**Document passage:**
────────

Intercollegiate basketball season

The 2017–18 Sacramento State Hornets women's basketball team represented California State University, Sacramento during the 2017–18 NCAA Division I women's basketball season. The Hornets were led by fifth year head coach Bunky Harkleroad and played their home games at Hornets Nest. They were members of the Big Sky Conference. They finished the season 7–23, 5–13 in Big Sky play to finish in a tie for ninth place. They lost in the first round of the Big Sky women's tournament to Montana.

────────

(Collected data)
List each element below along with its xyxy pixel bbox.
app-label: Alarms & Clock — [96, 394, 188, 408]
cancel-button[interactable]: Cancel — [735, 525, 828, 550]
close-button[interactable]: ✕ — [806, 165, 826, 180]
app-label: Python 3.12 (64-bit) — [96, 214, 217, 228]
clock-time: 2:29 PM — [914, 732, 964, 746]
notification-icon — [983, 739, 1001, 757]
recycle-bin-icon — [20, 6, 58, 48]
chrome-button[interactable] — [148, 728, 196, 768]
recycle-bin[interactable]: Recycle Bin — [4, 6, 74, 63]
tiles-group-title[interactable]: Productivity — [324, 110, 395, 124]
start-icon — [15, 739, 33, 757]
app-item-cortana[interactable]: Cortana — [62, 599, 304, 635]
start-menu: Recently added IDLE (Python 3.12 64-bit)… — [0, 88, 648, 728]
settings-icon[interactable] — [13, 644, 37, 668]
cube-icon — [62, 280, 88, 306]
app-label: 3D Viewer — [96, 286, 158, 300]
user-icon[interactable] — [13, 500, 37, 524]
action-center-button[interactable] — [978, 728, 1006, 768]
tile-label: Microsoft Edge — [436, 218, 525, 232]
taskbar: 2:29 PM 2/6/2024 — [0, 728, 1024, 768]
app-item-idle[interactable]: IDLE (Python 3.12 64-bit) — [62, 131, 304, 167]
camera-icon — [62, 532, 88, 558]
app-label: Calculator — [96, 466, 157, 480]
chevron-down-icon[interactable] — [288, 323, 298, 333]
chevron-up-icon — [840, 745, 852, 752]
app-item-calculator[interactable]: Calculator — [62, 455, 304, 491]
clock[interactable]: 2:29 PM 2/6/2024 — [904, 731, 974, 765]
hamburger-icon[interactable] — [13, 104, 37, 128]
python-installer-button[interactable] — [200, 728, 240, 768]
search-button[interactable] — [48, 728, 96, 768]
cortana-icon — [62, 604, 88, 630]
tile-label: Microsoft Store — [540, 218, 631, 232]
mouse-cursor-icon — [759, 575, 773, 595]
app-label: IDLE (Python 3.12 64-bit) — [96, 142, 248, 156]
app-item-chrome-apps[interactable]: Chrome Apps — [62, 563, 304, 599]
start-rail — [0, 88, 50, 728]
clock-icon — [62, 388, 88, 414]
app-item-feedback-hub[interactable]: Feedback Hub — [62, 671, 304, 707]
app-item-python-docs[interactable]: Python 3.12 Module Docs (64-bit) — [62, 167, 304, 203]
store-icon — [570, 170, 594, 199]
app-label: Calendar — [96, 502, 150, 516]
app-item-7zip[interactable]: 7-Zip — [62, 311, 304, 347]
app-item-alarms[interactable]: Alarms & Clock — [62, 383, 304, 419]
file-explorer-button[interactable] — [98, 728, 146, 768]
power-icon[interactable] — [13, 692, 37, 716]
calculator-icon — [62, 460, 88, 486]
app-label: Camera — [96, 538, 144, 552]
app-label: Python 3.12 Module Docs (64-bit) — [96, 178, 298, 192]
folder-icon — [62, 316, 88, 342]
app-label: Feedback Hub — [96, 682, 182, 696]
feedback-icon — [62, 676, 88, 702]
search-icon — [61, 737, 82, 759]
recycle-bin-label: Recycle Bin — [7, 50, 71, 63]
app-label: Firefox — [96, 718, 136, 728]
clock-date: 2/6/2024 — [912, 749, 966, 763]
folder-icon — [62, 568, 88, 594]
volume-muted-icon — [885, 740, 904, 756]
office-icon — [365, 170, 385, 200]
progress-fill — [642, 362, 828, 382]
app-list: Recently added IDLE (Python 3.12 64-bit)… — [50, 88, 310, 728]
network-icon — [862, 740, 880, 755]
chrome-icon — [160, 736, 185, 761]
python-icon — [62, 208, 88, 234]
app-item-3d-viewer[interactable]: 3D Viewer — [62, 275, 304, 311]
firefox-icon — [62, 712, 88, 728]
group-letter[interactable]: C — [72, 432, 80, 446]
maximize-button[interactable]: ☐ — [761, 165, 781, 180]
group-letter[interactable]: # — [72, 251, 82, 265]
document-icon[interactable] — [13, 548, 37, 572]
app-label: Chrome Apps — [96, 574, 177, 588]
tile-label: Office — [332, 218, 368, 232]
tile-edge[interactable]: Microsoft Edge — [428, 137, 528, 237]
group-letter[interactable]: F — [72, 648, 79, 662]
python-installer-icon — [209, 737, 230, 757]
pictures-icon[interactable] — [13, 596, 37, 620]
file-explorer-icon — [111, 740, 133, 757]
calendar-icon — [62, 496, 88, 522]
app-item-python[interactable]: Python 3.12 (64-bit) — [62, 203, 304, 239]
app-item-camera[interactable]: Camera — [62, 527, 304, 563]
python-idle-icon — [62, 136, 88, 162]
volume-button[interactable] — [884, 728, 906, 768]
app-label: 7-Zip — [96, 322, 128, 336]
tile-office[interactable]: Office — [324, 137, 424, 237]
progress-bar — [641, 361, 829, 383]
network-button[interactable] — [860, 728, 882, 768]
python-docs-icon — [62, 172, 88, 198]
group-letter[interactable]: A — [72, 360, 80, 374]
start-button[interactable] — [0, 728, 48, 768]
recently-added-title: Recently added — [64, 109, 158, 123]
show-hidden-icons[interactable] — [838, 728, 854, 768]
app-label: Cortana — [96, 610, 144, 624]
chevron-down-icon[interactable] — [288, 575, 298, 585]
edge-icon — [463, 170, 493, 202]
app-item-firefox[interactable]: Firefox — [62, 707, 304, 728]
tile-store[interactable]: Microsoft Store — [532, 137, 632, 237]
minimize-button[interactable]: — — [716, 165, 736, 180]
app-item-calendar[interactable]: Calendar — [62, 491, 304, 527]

────────

**About this task:**
Return the part of the Sacramento State basketball text from "The 2017–18 Sacramento" up to and including "tournament to Montana.".

**Task output:**
The 2017–18 Sacramento State Hornets women's basketball team represented California State University, Sacramento during the 2017–18 NCAA Division I women's basketball season. The Hornets were led by fifth year head coach Bunky Harkleroad and played their home games at Hornets Nest. They were members of the Big Sky Conference. They finished the season 7–23, 5–13 in Big Sky play to finish in a tie for ninth place. They lost in the first round of the Big Sky women's tournament to Montana.